• _Aim_: Set down every entry word for word. Omit the pictures.

Stored entries

------------

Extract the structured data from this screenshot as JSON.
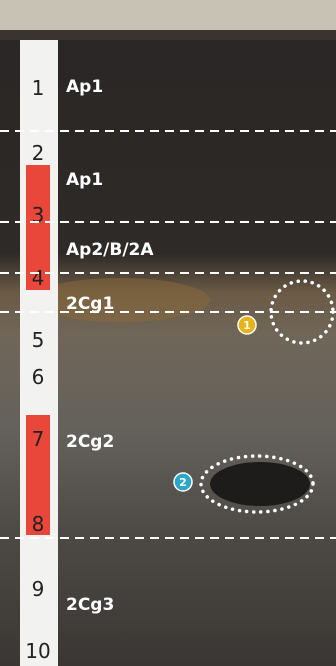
{
  "horizons": [
    "Ap1",
    "Ap1",
    "Ap2/B/2A",
    "2Cg1",
    "2Cg2",
    "2Cg3"
  ],
  "ruler": [
    "1",
    "2",
    "3",
    "4",
    "5",
    "6",
    "7",
    "8",
    "9",
    "10"
  ],
  "markers": [
    "1",
    "2"
  ]
}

------------

• _Exercise result_:
Extract the structured data from this screenshot as JSON.
{
  "horizons": [
    "Ap1",
    "Ap1",
    "Ap2/B/2A",
    "2Cg1",
    "2Cg2",
    "2Cg3"
  ],
  "ruler": [
    "1",
    "2",
    "3",
    "4",
    "5",
    "6",
    "7",
    "8",
    "9",
    "10"
  ],
  "markers": [
    "1",
    "2"
  ]
}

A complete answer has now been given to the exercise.